═══ Listed entries

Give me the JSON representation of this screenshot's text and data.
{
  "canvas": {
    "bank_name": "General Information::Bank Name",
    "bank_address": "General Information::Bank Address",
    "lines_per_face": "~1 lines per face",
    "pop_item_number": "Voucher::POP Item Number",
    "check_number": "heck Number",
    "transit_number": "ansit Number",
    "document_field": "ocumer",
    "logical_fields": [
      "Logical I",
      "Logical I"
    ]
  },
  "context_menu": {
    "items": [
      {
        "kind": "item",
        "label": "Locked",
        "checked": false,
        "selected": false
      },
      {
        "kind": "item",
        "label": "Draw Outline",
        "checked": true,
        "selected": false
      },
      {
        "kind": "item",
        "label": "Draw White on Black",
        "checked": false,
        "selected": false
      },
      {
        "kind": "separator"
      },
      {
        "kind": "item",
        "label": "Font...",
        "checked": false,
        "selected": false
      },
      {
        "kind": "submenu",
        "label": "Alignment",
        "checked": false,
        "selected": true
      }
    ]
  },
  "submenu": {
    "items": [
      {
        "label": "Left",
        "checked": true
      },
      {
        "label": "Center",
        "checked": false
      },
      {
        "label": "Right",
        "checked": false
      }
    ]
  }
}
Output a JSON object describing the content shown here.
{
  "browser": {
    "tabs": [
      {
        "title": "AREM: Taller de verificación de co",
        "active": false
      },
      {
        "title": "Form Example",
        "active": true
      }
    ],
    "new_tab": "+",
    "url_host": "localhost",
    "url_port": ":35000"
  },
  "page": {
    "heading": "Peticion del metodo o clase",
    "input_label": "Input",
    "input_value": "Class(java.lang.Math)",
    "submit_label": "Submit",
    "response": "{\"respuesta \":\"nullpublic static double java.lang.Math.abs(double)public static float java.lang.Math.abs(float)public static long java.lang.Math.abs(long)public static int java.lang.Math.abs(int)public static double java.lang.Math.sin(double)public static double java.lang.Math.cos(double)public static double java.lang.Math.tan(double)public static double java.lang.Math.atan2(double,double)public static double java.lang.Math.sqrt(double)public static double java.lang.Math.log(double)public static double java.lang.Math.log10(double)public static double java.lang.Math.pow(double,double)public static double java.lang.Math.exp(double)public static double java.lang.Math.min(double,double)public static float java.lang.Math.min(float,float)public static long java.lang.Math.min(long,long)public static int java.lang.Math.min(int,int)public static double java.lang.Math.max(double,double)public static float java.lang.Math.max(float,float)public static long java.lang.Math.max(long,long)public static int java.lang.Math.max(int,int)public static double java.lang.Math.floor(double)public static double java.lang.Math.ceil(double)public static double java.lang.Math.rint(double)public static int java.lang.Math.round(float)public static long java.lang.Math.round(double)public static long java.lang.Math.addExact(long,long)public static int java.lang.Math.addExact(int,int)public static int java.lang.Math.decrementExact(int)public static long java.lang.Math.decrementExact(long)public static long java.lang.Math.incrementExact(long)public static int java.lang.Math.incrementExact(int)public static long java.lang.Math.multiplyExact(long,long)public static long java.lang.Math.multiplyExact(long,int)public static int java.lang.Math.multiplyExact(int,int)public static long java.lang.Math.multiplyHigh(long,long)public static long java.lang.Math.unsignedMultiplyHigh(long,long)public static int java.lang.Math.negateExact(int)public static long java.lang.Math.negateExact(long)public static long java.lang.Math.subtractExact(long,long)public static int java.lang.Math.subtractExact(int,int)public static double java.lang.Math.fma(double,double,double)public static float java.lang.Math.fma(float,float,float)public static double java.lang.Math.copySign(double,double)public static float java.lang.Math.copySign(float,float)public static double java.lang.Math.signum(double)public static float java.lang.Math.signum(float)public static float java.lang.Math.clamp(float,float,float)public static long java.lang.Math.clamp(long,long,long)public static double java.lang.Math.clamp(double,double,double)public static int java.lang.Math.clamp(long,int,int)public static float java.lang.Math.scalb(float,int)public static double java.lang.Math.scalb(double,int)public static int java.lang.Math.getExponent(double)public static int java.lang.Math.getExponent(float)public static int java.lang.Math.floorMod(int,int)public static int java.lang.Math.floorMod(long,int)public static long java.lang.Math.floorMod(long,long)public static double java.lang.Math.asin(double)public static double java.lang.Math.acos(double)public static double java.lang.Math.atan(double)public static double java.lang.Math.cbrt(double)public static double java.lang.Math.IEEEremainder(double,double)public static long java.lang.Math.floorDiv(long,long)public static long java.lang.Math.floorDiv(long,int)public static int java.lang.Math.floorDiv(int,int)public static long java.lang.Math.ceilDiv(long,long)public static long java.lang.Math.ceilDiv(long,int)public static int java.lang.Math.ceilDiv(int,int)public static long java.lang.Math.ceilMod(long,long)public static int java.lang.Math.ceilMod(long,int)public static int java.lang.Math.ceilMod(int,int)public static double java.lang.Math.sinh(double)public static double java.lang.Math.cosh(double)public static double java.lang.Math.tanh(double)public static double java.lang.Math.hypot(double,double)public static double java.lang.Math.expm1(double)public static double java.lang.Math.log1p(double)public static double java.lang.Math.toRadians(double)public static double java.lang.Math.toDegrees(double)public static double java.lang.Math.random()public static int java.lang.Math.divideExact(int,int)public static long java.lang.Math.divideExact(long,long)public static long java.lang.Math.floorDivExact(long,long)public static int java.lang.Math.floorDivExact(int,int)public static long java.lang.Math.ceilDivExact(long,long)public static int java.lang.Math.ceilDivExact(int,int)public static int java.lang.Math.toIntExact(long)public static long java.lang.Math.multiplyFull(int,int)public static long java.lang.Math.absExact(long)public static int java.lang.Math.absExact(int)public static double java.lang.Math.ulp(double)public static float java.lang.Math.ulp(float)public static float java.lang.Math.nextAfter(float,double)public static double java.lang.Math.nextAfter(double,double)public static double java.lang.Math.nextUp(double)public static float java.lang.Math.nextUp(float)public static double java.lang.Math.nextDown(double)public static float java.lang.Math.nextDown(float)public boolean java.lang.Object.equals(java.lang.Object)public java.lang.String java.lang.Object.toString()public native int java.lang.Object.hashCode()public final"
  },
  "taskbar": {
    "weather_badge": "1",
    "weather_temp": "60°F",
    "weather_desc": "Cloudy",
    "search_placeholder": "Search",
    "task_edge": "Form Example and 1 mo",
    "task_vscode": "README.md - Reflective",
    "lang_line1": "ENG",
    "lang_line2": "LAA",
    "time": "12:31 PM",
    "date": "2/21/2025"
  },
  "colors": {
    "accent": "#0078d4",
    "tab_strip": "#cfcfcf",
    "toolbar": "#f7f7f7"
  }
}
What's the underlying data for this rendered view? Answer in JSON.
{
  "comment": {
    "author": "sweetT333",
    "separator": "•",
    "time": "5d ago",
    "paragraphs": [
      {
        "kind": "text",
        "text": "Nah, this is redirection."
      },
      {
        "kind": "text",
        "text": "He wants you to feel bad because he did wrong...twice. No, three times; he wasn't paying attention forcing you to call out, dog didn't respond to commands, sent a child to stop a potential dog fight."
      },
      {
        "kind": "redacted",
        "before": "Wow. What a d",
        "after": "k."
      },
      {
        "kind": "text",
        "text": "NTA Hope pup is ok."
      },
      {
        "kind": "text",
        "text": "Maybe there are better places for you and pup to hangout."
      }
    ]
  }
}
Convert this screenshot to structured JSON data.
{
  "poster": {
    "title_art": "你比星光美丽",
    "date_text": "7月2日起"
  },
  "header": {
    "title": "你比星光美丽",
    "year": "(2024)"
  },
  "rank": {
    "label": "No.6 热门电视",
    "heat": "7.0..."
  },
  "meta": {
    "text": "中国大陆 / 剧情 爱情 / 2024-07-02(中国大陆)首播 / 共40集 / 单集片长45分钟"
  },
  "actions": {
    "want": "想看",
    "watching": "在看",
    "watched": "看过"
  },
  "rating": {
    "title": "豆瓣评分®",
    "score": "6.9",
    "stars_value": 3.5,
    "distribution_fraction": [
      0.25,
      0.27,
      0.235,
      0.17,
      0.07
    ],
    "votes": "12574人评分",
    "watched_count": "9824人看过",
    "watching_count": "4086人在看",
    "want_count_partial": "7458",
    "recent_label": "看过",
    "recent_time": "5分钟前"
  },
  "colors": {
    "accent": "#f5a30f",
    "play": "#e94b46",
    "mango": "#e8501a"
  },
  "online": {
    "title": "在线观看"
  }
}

══════

## Written instruction
Copy each line of the records that contains the word "What".

## Finished task
What's the underlying data for this rendered view? Answer in JSON.
        "before": "Wow. What a d",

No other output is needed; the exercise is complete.